- Dataset rows about figures
________________________
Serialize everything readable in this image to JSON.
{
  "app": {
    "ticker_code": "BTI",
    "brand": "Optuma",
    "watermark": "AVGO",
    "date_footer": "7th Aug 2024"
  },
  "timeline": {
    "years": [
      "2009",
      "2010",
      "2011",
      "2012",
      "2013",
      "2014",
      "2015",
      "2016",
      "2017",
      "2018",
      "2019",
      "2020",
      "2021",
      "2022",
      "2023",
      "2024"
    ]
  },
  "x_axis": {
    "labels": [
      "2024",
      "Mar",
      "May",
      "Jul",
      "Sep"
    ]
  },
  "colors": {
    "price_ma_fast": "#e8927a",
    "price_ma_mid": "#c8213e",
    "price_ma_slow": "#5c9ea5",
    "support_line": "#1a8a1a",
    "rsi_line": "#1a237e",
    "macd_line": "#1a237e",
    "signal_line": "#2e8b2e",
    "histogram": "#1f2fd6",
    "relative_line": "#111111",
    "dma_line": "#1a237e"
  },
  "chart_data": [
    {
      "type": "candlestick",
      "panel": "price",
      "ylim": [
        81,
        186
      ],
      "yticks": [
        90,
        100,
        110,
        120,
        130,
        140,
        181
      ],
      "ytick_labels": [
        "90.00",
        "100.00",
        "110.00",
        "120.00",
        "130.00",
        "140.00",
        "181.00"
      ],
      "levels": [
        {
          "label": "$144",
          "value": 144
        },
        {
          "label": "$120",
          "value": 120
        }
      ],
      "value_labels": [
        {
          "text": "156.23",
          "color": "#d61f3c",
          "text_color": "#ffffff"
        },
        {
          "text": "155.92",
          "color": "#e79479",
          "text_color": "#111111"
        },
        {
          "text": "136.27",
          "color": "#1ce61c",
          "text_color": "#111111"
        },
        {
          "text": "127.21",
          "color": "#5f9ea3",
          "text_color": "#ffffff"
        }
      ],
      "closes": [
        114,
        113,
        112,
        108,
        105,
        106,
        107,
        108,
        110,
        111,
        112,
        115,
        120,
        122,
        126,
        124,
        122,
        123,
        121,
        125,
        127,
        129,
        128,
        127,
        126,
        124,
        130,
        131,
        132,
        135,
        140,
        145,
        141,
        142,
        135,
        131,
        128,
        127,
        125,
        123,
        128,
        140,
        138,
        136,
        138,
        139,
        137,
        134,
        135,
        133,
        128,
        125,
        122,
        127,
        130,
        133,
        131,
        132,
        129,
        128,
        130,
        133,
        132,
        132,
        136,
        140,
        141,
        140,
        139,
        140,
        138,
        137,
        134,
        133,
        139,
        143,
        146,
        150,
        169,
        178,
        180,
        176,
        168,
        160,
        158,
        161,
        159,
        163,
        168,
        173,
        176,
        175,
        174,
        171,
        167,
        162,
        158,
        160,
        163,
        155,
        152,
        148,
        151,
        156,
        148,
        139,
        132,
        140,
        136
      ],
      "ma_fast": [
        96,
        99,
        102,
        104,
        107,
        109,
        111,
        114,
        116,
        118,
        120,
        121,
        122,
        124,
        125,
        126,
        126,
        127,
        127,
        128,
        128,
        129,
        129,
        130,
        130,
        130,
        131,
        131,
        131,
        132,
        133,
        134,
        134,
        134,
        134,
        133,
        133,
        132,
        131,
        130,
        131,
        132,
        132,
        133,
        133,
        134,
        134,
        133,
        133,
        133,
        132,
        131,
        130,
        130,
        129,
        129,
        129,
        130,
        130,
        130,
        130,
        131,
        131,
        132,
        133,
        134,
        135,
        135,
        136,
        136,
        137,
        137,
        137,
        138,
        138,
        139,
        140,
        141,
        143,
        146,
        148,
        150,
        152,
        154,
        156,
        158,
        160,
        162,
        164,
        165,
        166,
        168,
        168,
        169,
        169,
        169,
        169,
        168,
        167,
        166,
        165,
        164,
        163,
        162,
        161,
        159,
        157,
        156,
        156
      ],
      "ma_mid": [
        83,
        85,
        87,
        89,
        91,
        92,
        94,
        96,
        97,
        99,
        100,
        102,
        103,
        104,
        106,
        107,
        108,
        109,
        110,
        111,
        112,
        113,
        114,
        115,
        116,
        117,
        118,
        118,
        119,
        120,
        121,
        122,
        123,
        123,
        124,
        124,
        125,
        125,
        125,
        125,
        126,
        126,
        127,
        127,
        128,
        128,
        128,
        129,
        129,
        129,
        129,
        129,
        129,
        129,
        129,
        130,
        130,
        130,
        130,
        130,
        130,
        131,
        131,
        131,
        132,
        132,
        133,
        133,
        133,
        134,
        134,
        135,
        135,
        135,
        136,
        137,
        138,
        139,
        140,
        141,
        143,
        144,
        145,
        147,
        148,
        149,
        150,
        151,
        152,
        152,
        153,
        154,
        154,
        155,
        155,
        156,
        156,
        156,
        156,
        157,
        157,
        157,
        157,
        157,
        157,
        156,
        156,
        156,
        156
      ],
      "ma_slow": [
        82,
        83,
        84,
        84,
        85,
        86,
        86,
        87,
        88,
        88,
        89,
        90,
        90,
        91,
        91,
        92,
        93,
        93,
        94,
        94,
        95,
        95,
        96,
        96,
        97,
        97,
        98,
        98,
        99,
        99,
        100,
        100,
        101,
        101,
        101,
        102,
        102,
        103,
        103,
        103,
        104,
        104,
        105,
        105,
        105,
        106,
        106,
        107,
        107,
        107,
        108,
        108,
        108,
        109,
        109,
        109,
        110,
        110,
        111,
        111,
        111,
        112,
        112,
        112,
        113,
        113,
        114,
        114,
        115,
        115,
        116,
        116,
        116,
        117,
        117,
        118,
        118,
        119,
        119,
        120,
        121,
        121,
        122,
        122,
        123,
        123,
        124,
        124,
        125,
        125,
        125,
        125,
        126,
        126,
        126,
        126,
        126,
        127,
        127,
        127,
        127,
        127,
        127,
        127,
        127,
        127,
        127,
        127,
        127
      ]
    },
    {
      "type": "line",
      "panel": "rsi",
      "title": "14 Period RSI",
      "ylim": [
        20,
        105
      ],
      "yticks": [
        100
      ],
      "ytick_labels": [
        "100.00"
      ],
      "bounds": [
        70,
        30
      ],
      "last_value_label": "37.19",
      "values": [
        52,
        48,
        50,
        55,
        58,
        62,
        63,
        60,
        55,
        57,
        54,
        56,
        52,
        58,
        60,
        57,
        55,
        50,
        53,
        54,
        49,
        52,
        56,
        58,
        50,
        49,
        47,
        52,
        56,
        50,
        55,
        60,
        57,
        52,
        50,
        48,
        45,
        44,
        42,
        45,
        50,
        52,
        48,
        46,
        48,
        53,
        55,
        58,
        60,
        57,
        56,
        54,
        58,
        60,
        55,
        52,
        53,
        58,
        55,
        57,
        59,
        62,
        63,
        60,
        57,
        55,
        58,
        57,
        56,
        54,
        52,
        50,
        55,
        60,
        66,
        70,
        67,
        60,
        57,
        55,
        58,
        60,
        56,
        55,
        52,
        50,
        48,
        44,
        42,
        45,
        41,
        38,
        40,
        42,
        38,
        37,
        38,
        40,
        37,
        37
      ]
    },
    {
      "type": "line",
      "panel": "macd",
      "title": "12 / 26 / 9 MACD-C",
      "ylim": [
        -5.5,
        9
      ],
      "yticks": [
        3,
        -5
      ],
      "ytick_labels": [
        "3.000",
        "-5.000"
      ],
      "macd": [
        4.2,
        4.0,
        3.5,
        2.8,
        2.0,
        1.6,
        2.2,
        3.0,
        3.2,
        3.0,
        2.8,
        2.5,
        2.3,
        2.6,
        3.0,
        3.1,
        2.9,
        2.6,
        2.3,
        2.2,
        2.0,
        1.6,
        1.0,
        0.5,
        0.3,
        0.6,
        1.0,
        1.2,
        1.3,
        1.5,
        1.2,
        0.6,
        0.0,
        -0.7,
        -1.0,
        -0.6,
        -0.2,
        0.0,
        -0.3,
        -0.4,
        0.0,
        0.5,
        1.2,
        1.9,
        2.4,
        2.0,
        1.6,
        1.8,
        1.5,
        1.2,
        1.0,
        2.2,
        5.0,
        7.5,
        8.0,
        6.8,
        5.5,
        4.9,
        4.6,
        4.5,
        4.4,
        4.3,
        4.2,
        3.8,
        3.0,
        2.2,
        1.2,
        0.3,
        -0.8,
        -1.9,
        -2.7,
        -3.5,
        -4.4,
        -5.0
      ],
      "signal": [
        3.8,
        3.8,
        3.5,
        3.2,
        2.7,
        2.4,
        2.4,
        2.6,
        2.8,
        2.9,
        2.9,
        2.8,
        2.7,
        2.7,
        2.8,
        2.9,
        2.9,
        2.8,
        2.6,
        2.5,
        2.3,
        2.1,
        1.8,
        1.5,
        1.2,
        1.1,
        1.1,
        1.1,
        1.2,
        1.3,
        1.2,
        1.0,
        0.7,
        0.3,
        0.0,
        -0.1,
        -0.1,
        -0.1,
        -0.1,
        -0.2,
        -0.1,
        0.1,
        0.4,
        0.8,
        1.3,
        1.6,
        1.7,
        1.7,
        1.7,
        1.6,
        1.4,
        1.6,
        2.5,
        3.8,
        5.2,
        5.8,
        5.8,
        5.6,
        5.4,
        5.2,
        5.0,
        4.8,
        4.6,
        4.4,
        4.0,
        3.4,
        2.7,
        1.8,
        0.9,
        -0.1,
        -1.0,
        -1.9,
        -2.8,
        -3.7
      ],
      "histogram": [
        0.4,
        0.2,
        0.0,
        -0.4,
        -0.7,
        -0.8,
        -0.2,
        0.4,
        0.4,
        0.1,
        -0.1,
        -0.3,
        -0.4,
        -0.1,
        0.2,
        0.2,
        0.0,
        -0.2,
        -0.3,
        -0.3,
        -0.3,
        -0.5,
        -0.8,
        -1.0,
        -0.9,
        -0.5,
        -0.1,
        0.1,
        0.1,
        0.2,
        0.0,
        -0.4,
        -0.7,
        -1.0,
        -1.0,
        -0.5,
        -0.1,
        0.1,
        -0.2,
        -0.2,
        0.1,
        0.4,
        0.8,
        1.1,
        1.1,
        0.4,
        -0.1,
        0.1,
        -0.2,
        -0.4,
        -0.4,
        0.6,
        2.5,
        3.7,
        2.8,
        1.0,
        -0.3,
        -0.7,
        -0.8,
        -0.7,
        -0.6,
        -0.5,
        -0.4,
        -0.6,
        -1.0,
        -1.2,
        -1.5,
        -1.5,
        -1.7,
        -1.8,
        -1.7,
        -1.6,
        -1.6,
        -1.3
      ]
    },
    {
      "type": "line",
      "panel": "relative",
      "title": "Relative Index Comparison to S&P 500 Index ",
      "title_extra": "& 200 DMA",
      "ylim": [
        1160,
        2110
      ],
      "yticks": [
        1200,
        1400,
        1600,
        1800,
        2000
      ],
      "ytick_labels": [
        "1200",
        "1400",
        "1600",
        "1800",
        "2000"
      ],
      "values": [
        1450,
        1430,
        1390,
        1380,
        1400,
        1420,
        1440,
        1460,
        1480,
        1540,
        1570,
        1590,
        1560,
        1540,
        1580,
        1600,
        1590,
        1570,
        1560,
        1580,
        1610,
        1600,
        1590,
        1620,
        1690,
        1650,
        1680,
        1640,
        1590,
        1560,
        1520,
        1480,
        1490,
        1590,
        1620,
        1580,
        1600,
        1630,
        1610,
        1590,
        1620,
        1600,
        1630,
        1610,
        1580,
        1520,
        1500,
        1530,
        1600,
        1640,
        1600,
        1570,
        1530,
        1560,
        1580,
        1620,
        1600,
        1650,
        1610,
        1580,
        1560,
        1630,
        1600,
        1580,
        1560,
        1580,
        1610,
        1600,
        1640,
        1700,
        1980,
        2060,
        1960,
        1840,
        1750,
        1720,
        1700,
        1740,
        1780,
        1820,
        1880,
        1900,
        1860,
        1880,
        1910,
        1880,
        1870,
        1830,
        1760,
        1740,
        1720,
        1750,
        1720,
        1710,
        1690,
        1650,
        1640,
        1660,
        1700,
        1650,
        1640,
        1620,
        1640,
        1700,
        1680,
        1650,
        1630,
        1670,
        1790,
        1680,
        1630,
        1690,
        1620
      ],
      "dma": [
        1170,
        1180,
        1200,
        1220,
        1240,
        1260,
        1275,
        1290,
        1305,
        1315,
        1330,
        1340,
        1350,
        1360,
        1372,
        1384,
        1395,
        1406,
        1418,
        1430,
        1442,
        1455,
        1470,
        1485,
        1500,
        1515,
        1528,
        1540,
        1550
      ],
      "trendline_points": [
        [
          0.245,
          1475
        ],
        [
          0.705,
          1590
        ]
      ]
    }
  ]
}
________________________
- What is needed
Count every line in the listing above that holds "panel", then report only the count.

- The answer
4